● **OBJECTIVE**
Repeat the lines below exactly as they appear, but leave out the images.

● **RECORDS FOR THE TASK**
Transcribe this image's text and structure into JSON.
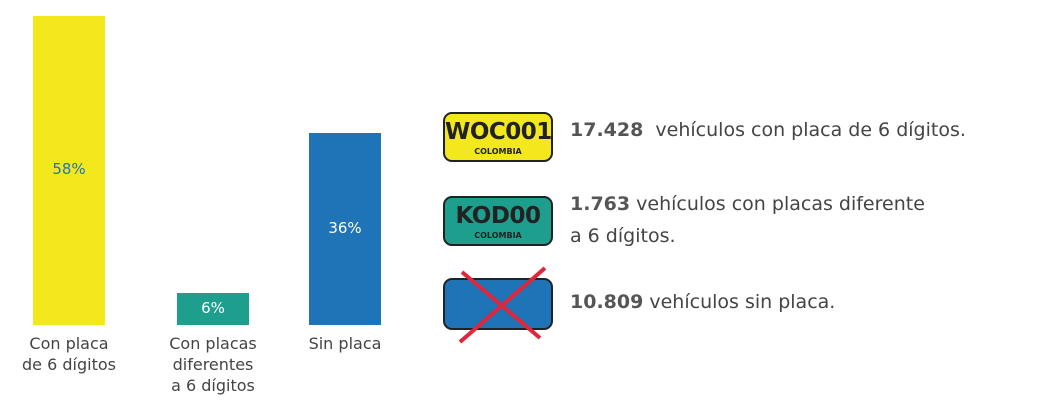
{
  "chart_data": {
    "type": "bar",
    "categories": [
      [
        "Con placa",
        "de 6 dígitos"
      ],
      [
        "Con placas",
        "diferentes",
        "a 6 dígitos"
      ],
      [
        "Sin placa"
      ]
    ],
    "values": [
      58,
      6,
      36
    ],
    "value_labels": [
      "58%",
      "6%",
      "36%"
    ],
    "colors": [
      "#f2e81c",
      "#1e9e8c",
      "#1f73b7"
    ],
    "value_label_colors": [
      "#1f73b7",
      "#ffffff",
      "#ffffff"
    ]
  },
  "legend": [
    {
      "plate": "WOC001",
      "country": "COLOMBIA",
      "count": "17.428",
      "lines": [
        "vehículos con placa de 6 dígitos."
      ]
    },
    {
      "plate": "KOD00",
      "country": "COLOMBIA",
      "count": "1.763",
      "lines": [
        "vehículos con placas diferente",
        "a 6 dígitos."
      ]
    },
    {
      "count": "10.809",
      "lines": [
        "vehículos sin placa."
      ]
    }
  ]
}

● **THE OUTPUT**
Transcribe this image's text and structure into JSON.
{
  "chart_data": {
    "type": "bar",
    "categories": [
      [
        "Con placa",
        "de 6 dígitos"
      ],
      [
        "Con placas",
        "diferentes",
        "a 6 dígitos"
      ],
      [
        "Sin placa"
      ]
    ],
    "values": [
      58,
      6,
      36
    ],
    "value_labels": [
      "58%",
      "6%",
      "36%"
    ],
    "colors": [
      "#f2e81c",
      "#1e9e8c",
      "#1f73b7"
    ],
    "value_label_colors": [
      "#1f73b7",
      "#ffffff",
      "#ffffff"
    ]
  },
  "legend": [
    {
      "plate": "WOC001",
      "country": "COLOMBIA",
      "count": "17.428",
      "lines": [
        "vehículos con placa de 6 dígitos."
      ]
    },
    {
      "plate": "KOD00",
      "country": "COLOMBIA",
      "count": "1.763",
      "lines": [
        "vehículos con placas diferente",
        "a 6 dígitos."
      ]
    },
    {
      "count": "10.809",
      "lines": [
        "vehículos sin placa."
      ]
    }
  ]
}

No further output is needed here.